--- BEGIN SUPPLIED MATERIAL ---

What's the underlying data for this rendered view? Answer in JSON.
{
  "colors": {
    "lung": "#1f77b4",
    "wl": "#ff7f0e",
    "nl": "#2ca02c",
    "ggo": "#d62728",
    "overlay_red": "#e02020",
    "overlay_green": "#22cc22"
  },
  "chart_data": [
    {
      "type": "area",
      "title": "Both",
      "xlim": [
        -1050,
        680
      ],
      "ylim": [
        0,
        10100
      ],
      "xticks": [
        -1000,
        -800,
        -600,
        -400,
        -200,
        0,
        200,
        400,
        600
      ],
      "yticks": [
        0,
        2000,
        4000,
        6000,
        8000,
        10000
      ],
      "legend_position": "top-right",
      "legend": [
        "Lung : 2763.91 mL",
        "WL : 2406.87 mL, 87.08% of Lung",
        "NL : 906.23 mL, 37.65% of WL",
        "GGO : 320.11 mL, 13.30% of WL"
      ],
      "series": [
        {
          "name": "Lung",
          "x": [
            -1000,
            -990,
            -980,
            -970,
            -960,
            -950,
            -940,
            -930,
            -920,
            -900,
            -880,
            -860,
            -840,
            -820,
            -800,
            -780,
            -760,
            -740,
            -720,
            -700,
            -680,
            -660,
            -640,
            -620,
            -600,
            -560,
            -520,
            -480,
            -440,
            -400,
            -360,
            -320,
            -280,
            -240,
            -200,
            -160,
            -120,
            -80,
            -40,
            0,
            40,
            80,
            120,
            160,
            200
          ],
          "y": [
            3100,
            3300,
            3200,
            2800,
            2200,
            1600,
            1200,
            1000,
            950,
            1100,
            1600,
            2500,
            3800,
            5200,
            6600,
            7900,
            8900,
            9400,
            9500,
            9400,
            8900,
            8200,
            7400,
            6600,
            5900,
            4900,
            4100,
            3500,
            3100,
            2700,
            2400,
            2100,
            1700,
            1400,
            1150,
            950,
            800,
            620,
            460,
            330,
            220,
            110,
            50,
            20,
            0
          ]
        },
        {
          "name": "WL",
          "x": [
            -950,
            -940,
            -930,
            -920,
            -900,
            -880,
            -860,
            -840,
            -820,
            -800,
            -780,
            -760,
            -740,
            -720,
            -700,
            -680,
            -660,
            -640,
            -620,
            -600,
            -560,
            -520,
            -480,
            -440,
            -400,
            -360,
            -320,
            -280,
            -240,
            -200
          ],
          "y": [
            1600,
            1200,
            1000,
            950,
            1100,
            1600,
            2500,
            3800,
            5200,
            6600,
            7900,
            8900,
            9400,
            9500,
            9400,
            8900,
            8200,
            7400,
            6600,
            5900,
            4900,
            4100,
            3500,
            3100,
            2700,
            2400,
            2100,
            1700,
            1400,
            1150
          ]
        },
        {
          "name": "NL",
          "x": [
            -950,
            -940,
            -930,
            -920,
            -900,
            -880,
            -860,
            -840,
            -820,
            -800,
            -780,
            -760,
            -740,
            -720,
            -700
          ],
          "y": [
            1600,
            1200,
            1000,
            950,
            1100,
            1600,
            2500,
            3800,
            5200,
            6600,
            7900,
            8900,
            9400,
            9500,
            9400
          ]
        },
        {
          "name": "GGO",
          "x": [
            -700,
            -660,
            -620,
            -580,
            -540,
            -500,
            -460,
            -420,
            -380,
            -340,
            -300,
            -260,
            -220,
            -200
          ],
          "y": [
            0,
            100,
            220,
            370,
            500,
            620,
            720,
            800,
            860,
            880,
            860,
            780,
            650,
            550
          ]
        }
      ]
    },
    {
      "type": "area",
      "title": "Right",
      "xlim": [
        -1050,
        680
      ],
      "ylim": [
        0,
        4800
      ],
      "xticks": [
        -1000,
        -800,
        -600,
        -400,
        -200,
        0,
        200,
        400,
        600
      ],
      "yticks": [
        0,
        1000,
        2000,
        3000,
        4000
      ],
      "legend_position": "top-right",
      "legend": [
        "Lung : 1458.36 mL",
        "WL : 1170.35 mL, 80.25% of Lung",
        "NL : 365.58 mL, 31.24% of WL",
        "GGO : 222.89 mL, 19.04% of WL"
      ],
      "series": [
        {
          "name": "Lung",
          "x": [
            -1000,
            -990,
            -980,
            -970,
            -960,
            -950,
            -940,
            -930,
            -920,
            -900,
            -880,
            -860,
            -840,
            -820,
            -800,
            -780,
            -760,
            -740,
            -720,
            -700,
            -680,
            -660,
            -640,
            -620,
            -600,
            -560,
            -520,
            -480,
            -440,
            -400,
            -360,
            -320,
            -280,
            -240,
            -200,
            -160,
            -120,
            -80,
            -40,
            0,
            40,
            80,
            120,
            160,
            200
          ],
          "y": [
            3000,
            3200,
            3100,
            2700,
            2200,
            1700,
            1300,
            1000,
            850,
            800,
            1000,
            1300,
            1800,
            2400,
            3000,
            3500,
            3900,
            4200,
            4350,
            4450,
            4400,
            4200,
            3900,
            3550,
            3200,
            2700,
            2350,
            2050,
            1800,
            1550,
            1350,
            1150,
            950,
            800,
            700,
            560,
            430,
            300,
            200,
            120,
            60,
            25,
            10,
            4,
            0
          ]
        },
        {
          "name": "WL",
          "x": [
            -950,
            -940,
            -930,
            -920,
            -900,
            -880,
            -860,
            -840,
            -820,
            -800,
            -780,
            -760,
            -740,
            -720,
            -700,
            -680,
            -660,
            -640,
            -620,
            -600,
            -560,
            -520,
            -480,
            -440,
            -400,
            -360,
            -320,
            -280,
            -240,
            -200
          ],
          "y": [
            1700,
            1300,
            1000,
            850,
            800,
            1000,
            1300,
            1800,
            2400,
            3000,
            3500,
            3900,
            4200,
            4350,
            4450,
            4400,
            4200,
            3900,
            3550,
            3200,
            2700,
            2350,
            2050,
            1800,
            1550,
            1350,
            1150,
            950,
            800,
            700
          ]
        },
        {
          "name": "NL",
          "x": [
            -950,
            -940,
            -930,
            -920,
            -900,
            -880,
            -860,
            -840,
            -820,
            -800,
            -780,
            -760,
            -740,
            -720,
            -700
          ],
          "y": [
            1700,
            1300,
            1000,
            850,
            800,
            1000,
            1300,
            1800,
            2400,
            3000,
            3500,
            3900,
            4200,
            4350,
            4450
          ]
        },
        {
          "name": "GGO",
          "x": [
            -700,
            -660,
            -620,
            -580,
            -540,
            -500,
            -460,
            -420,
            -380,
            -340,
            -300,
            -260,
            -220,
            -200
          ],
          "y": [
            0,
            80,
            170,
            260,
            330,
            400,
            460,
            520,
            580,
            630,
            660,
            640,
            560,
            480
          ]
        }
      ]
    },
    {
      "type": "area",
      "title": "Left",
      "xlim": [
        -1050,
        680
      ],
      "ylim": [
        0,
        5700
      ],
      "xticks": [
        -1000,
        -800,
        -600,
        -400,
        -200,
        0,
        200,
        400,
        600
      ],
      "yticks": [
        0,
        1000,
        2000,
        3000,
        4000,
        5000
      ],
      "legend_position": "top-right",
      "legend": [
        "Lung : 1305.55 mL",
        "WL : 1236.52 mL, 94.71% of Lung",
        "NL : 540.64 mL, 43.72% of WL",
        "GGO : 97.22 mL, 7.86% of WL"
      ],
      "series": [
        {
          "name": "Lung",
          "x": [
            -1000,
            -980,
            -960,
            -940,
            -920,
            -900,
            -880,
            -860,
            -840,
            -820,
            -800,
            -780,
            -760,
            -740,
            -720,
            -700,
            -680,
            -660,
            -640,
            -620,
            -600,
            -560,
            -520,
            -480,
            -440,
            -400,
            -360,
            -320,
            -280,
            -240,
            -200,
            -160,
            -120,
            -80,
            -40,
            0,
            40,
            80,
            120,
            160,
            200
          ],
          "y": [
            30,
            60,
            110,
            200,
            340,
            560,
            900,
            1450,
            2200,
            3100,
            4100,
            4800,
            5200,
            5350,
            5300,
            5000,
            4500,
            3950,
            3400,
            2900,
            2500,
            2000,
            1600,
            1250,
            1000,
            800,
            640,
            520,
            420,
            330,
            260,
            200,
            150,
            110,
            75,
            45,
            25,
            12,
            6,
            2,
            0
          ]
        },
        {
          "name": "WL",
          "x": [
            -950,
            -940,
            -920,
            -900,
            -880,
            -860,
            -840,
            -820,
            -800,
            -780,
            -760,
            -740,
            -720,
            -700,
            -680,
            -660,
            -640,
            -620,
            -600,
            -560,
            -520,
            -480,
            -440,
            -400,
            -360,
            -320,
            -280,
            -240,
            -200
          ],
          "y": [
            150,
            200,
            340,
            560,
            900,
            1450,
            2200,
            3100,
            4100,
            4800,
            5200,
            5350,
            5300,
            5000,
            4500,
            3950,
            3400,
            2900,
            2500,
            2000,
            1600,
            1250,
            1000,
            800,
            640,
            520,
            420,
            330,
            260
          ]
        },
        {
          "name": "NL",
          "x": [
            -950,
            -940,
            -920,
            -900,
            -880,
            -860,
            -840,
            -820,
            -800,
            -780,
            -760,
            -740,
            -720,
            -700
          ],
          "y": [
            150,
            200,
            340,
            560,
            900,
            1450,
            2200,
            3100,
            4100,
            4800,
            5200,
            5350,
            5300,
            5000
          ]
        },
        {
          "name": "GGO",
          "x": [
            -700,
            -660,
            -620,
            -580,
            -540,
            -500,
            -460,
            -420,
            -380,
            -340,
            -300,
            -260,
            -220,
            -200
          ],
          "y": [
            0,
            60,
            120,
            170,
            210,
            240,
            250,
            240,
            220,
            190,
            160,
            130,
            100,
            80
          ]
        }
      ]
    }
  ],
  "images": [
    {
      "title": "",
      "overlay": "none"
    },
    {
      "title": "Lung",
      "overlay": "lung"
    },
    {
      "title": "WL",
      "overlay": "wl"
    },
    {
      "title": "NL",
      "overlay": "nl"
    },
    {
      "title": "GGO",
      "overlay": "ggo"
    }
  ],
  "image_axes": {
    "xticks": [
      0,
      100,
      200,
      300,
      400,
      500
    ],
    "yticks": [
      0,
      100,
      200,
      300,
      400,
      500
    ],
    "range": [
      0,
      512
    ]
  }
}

--- END SUPPLIED MATERIAL ---

**WORK TO BE COMPLETED:**
Filter the records above for lines containing the word "title", and copy those lines.

**EXERCISE SOLUTION:**
      "title": "Both",
      "title": "Right",
      "title": "Left",
      "title": "",
      "title": "Lung",
      "title": "WL",
      "title": "NL",
      "title": "GGO",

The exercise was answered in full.